## Given task
All of the material below is to be returned exactly.

[Data excerpts]
╔══
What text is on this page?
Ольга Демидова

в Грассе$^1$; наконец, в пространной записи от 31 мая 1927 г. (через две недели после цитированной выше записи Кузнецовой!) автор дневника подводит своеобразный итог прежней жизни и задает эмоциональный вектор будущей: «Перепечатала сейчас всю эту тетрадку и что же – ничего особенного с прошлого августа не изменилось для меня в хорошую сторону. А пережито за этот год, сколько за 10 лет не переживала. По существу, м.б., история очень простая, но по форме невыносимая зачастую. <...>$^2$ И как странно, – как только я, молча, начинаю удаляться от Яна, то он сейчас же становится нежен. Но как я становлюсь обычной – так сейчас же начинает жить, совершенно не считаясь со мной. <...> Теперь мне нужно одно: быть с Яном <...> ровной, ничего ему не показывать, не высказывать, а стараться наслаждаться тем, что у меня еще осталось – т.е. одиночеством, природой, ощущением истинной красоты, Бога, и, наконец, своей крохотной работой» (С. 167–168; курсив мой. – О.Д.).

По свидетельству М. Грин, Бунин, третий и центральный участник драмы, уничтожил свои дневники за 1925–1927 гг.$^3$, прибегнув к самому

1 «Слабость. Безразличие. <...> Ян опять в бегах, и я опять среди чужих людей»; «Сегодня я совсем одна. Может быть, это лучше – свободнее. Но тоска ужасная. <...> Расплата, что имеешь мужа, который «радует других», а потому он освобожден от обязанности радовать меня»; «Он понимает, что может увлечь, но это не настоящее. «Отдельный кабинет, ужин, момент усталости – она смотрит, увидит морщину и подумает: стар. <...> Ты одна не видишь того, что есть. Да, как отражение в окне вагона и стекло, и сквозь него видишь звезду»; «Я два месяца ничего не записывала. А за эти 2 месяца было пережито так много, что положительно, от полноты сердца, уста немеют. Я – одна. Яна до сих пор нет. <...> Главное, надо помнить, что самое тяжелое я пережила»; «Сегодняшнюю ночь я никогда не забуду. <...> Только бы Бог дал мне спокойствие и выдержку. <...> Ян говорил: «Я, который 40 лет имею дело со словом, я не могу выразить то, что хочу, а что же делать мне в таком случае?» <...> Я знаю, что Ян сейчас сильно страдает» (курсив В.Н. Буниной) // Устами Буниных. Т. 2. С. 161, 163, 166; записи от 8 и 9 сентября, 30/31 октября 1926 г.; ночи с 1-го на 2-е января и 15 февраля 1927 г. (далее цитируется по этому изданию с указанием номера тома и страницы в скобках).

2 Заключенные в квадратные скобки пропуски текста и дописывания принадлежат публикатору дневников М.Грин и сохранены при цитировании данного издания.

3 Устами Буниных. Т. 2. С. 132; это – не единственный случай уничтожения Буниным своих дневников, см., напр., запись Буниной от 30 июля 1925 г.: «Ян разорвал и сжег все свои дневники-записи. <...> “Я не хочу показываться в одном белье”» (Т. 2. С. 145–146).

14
╚══
## Task result
What text is on this page?
Ольга Демидова

в Грассе$^1$; наконец, в пространной записи от 31 мая 1927 г. (через две недели после цитированной выше записи Кузнецовой!) автор дневника подводит своеобразный итог прежней жизни и задает эмоциональный вектор будущей: «Перепечатала сейчас всю эту тетрадку и что же – ничего особенного с прошлого августа не изменилось для меня в хорошую сторону. А пережито за этот год, сколько за 10 лет не переживала. По существу, м.б., история очень простая, но по форме невыносимая зачастую. <...>$^2$ И как странно, – как только я, молча, начинаю удаляться от Яна, то он сейчас же становится нежен. Но как я становлюсь обычной – так сейчас же начинает жить, совершенно не считаясь со мной. <...> Теперь мне нужно одно: быть с Яном <...> ровной, ничего ему не показывать, не высказывать, а стараться наслаждаться тем, что у меня еще осталось – т.е. одиночеством, природой, ощущением истинной красоты, Бога, и, наконец, своей крохотной работой» (С. 167–168; курсив мой. – О.Д.).

По свидетельству М. Грин, Бунин, третий и центральный участник драмы, уничтожил свои дневники за 1925–1927 гг.$^3$, прибегнув к самому

1 «Слабость. Безразличие. <...> Ян опять в бегах, и я опять среди чужих людей»; «Сегодня я совсем одна. Может быть, это лучше – свободнее. Но тоска ужасная. <...> Расплата, что имеешь мужа, который «радует других», а потому он освобожден от обязанности радовать меня»; «Он понимает, что может увлечь, но это не настоящее. «Отдельный кабинет, ужин, момент усталости – она смотрит, увидит морщину и подумает: стар. <...> Ты одна не видишь того, что есть. Да, как отражение в окне вагона и стекло, и сквозь него видишь звезду»; «Я два месяца ничего не записывала. А за эти 2 месяца было пережито так много, что положительно, от полноты сердца, уста немеют. Я – одна. Яна до сих пор нет. <...> Главное, надо помнить, что самое тяжелое я пережила»; «Сегодняшнюю ночь я никогда не забуду. <...> Только бы Бог дал мне спокойствие и выдержку. <...> Ян говорил: «Я, который 40 лет имею дело со словом, я не могу выразить то, что хочу, а что же делать мне в таком случае?» <...> Я знаю, что Ян сейчас сильно страдает» (курсив В.Н. Буниной) // Устами Буниных. Т. 2. С. 161, 163, 166; записи от 8 и 9 сентября, 30/31 октября 1926 г.; ночи с 1-го на 2-е января и 15 февраля 1927 г. (далее цитируется по этому изданию с указанием номера тома и страницы в скобках).

2 Заключенные в квадратные скобки пропуски текста и дописывания принадлежат публикатору дневников М.Грин и сохранены при цитировании данного издания.

3 Устами Буниных. Т. 2. С. 132; это – не единственный случай уничтожения Буниным своих дневников, см., напр., запись Буниной от 30 июля 1925 г.: «Ян разорвал и сжег все свои дневники-записи. <...> “Я не хочу показываться в одном белье”» (Т. 2. С. 145–146).

14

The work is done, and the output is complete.